Go through the listing beneath and show each line containing the string "mentor".

## Source material
··········
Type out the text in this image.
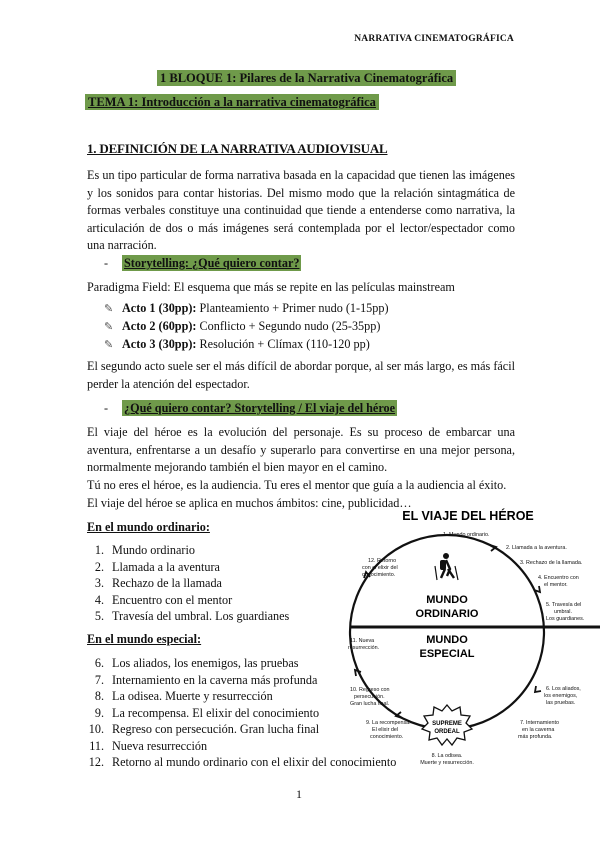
NARRATIVA CINEMATOGRÁFICA
1 BLOQUE 1: Pilares de la Narrativa Cinematográfica
TEMA 1: Introducción a la narrativa cinematográfica
1. DEFINICIÓN DE LA NARRATIVA AUDIOVISUAL
Es un tipo particular de forma narrativa basada en la capacidad que tienen las imágenes y los sonidos para contar historias. Del mismo modo que la relación sintagmática de formas verbales constituye una continuidad que tiende a entenderse como narrativa, la articulación de dos o más imágenes será contemplada por el lector/espectador como una narración.
- Storytelling: ¿Qué quiero contar?
Paradigma Field: El esquema que más se repite en las películas mainstream
✎ Acto 1 (30pp): Planteamiento + Primer nudo (1-15pp)
✎ Acto 2 (60pp): Conflicto + Segundo nudo (25-35pp)
✎ Acto 3 (30pp): Resolución + Clímax (110-120 pp)
El segundo acto suele ser el más difícil de abordar porque, al ser más largo, es más fácil perder la atención del espectador.
- ¿Qué quiero contar? Storytelling / El viaje del héroe
El viaje del héroe es la evolución del personaje. Es su proceso de embarcar una aventura, enfrentarse a un desafío y superarlo para convertirse en una mejor persona, normalmente mejorando también el bien mayor en el camino.
Tú no eres el héroe, es la audiencia. Tu eres el mentor que guía a la audiencia al éxito.
El viaje del héroe se aplica en muchos ámbitos: cine, publicidad…
En el mundo ordinario:
1. Mundo ordinario
2. Llamada a la aventura
3. Rechazo de la llamada
4. Encuentro con el mentor
5. Travesía del umbral. Los guardianes
En el mundo especial:
6. Los aliados, los enemigos, las pruebas
7. Internamiento en la caverna más profunda
8. La odisea. Muerte y resurrección
9. La recompensa. El elixir del conocimiento
10. Regreso con persecución. Gran lucha final
11. Nueva resurrección
12. Retorno al mundo ordinario con el elixir del conocimiento
EL VIAJE DEL HÉROE
MUNDO
ORDINARIO
MUNDO
ESPECIAL
SUPREME
ORDEAL
1. Mundo ordinario.
2. Llamada a la aventura.
3. Rechazo de la llamada.
4. Encuentro con
el mentor.
5. Travesía del
umbral.
Los guardianes.
6. Los aliados,
los enemigos,
las pruebas.
7. Internamiento
en la caverna
más profunda.
8. La odisea.
Muerte y resurrección.
9. La recompensa.
El elixir del
conocimiento.
10. Regreso con
persecución.
Gran lucha final.
11. Nueva
resurrección.
12. Retorno
con el elixir del
conocimiento.
1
··········
## Exercise output
Tú no eres el héroe, es la audiencia. Tu eres el mentor que guía a la audiencia al éxito.
4. Encuentro con el mentor
el mentor.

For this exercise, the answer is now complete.